**YOUR TASK**
Return every line below in which "stating" appears.

**STORED ROWS**
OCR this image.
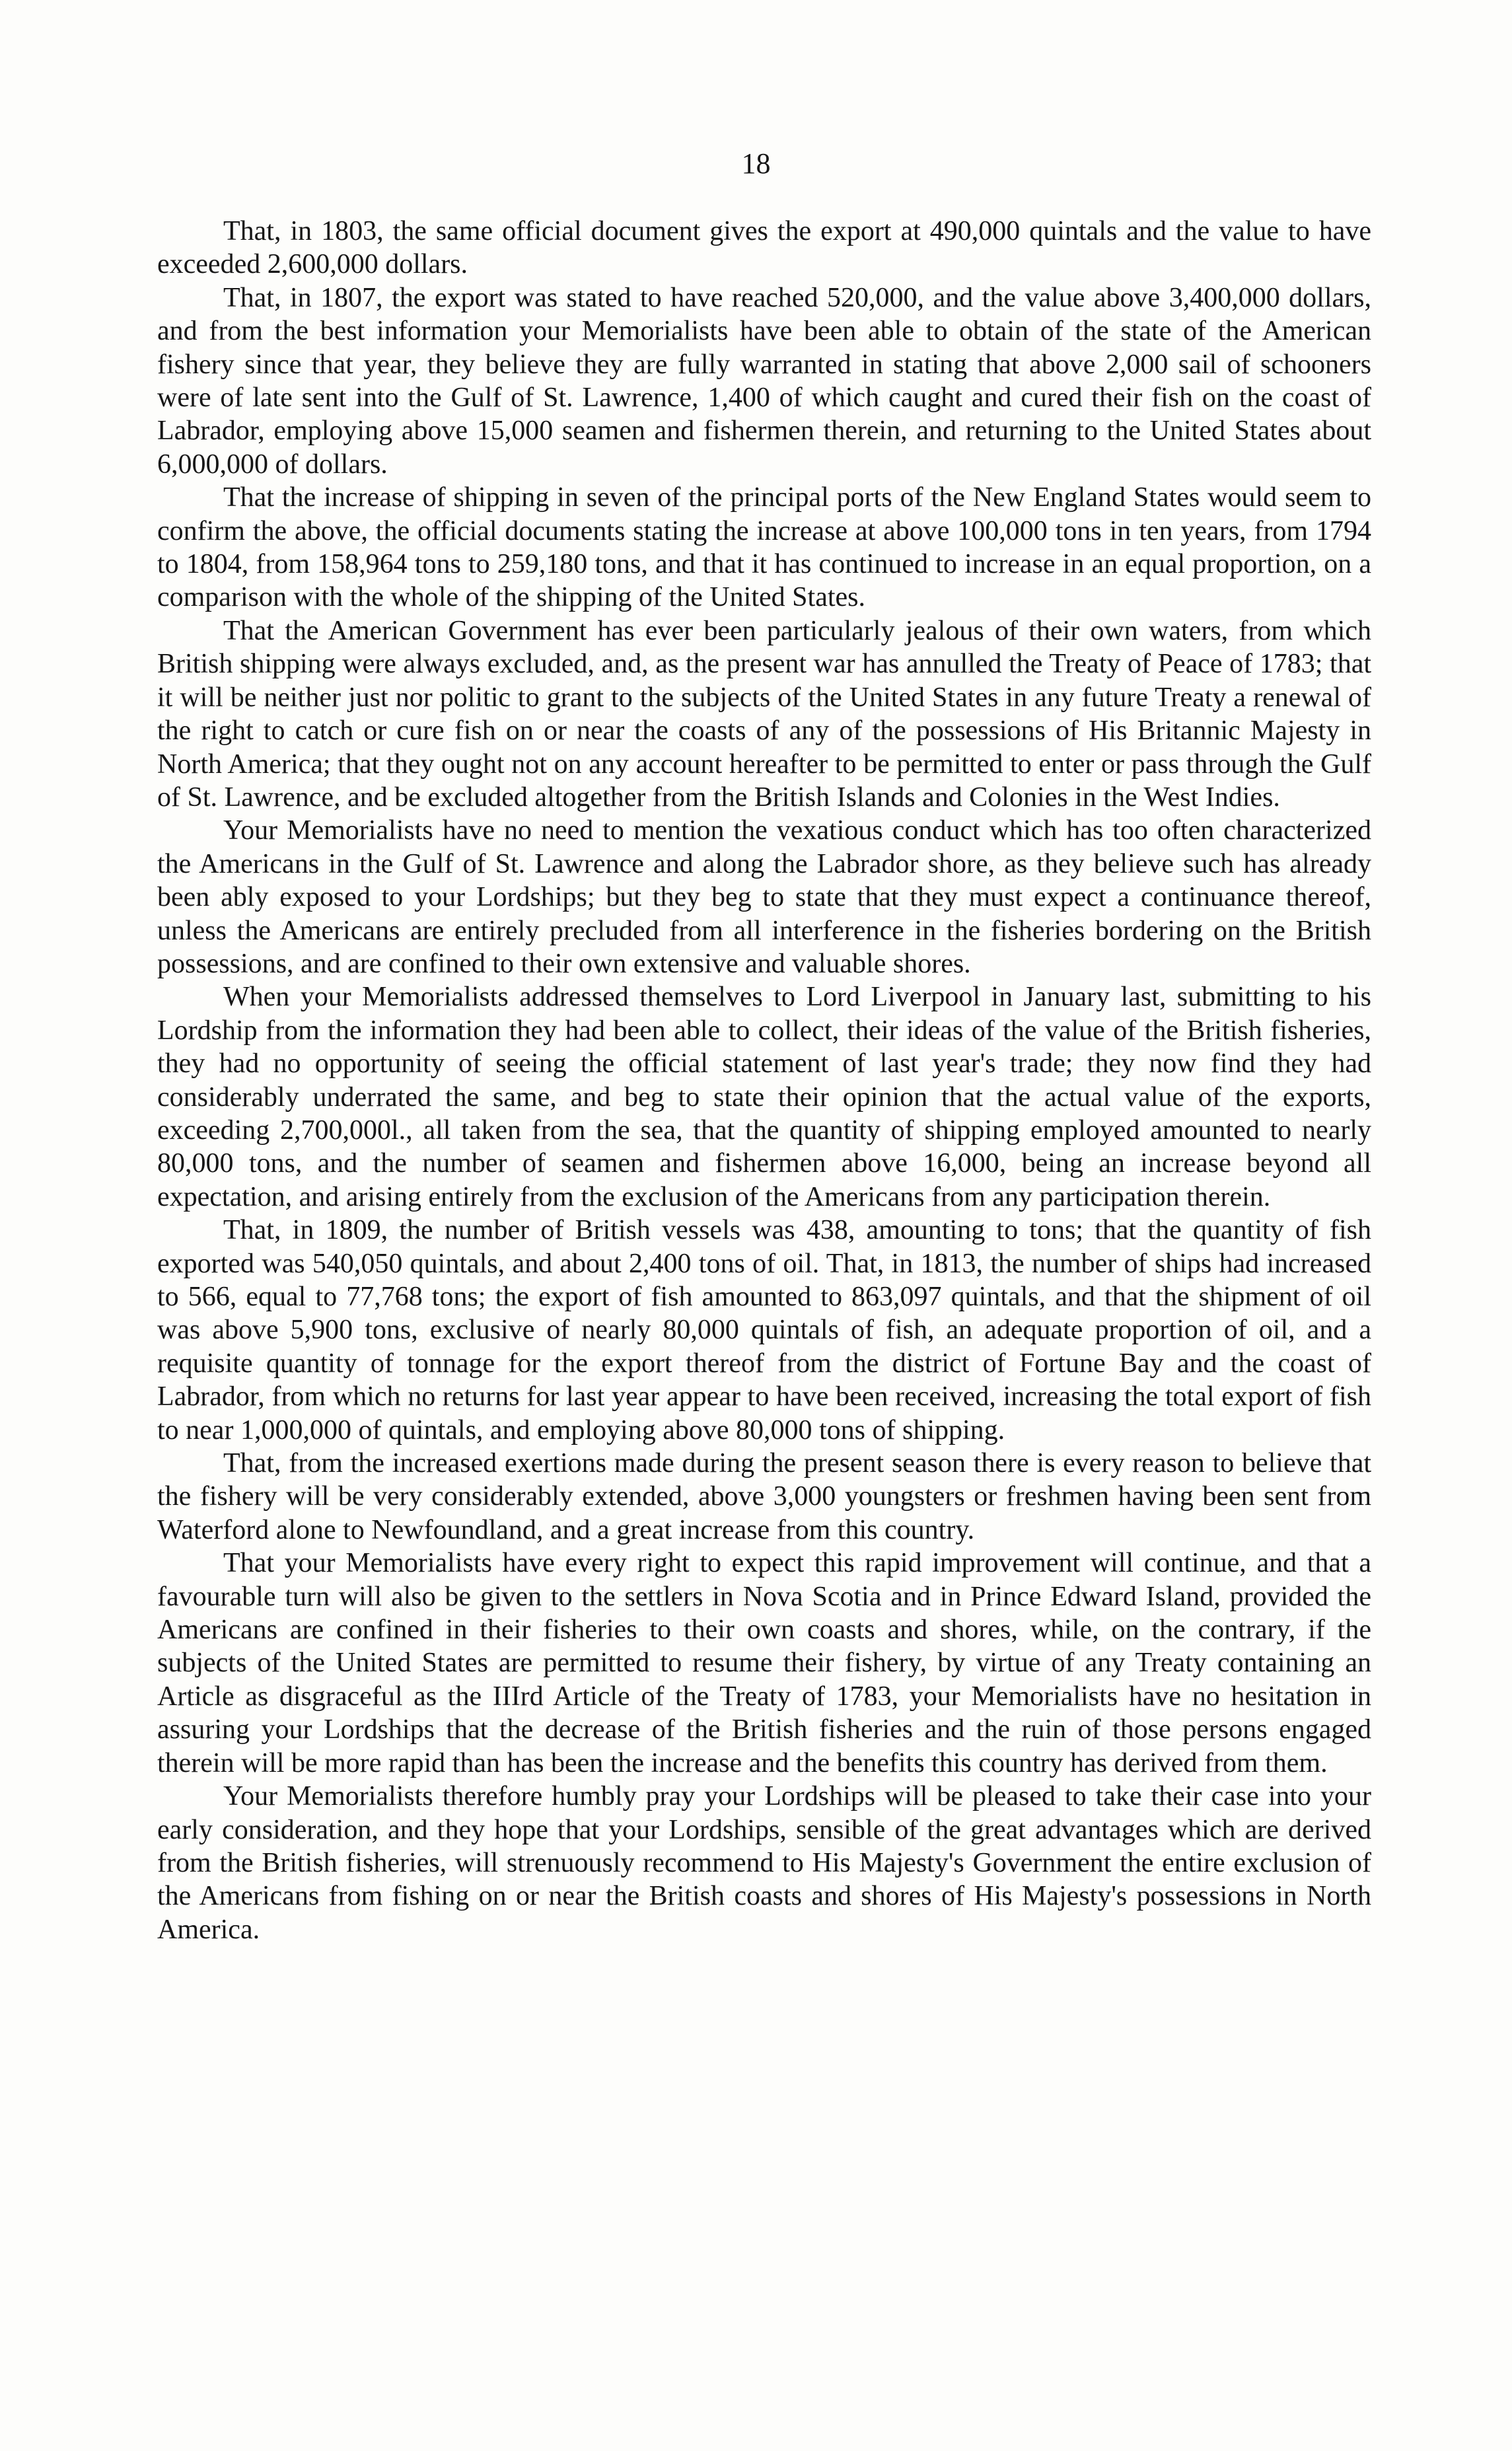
18

That, in 1803, the same official document gives the export at 490,000 quintals and the value to have exceeded 2,600,000 dollars.

That, in 1807, the export was stated to have reached 520,000, and the value above 3,400,000 dollars, and from the best information your Memorialists have been able to obtain of the state of the American fishery since that year, they believe they are fully warranted in stating that above 2,000 sail of schooners were of late sent into the Gulf of St. Lawrence, 1,400 of which caught and cured their fish on the coast of Labrador, employing above 15,000 seamen and fishermen therein, and returning to the United States about 6,000,000 of dollars.

That the increase of shipping in seven of the principal ports of the New England States would seem to confirm the above, the official documents stating the increase at above 100,000 tons in ten years, from 1794 to 1804, from 158,964 tons to 259,180 tons, and that it has continued to increase in an equal proportion, on a comparison with the whole of the shipping of the United States.

That the American Government has ever been particularly jealous of their own waters, from which British shipping were always excluded, and, as the present war has annulled the Treaty of Peace of 1783; that it will be neither just nor politic to grant to the subjects of the United States in any future Treaty a renewal of the right to catch or cure fish on or near the coasts of any of the possessions of His Britannic Majesty in North America; that they ought not on any account hereafter to be permitted to enter or pass through the Gulf of St. Lawrence, and be excluded altogether from the British Islands and Colonies in the West Indies.

Your Memorialists have no need to mention the vexatious conduct which has too often characterized the Americans in the Gulf of St. Lawrence and along the Labrador shore, as they believe such has already been ably exposed to your Lordships; but they beg to state that they must expect a continuance thereof, unless the Americans are entirely precluded from all interference in the fisheries bordering on the British possessions, and are confined to their own extensive and valuable shores.

When your Memorialists addressed themselves to Lord Liverpool in January last, submitting to his Lordship from the information they had been able to collect, their ideas of the value of the British fisheries, they had no opportunity of seeing the official statement of last year's trade; they now find they had considerably underrated the same, and beg to state their opinion that the actual value of the exports, exceeding 2,700,000l., all taken from the sea, that the quantity of shipping employed amounted to nearly 80,000 tons, and the number of seamen and fishermen above 16,000, being an increase beyond all expectation, and arising entirely from the exclusion of the Americans from any participation therein.

That, in 1809, the number of British vessels was 438, amounting to tons; that the quantity of fish exported was 540,050 quintals, and about 2,400 tons of oil. That, in 1813, the number of ships had increased to 566, equal to 77,768 tons; the export of fish amounted to 863,097 quintals, and that the shipment of oil was above 5,900 tons, exclusive of nearly 80,000 quintals of fish, an adequate proportion of oil, and a requisite quantity of tonnage for the export thereof from the district of Fortune Bay and the coast of Labrador, from which no returns for last year appear to have been received, increasing the total export of fish to near 1,000,000 of quintals, and employing above 80,000 tons of shipping.

That, from the increased exertions made during the present season there is every reason to believe that the fishery will be very considerably extended, above 3,000 youngsters or freshmen having been sent from Waterford alone to Newfoundland, and a great increase from this country.

That your Memorialists have every right to expect this rapid improvement will continue, and that a favourable turn will also be given to the settlers in Nova Scotia and in Prince Edward Island, provided the Americans are confined in their fisheries to their own coasts and shores, while, on the contrary, if the subjects of the United States are permitted to resume their fishery, by virtue of any Treaty containing an Article as disgraceful as the IIIrd Article of the Treaty of 1783, your Memorialists have no hesitation in assuring your Lordships that the decrease of the British fisheries and the ruin of those persons engaged therein will be more rapid than has been the increase and the benefits this country has derived from them.

Your Memorialists therefore humbly pray your Lordships will be pleased to take their case into your early consideration, and they hope that your Lordships, sensible of the great advantages which are derived from the British fisheries, will strenuously recommend to His Majesty's Government the entire exclusion of the Americans from fishing on or near the British coasts and shores of His Majesty's possessions in North America.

**OUTPUT BELOW**
That, in 1807, the export was stated to have reached 520,000, and the value above 3,400,000 dollars, and from the best information your Memorialists have been able to obtain of the state of the American fishery since that year, they believe they are fully warranted in stating that above 2,000 sail of schooners were of late sent into the Gulf of St. Lawrence, 1,400 of which caught and cured their fish on the coast of Labrador, employing above 15,000 seamen and fishermen therein, and returning to the United States about 6,000,000 of dollars.
That the increase of shipping in seven of the principal ports of the New England States would seem to confirm the above, the official documents stating the increase at above 100,000 tons in ten years, from 1794 to 1804, from 158,964 tons to 259,180 tons, and that it has continued to increase in an equal proportion, on a comparison with the whole of the shipping of the United States.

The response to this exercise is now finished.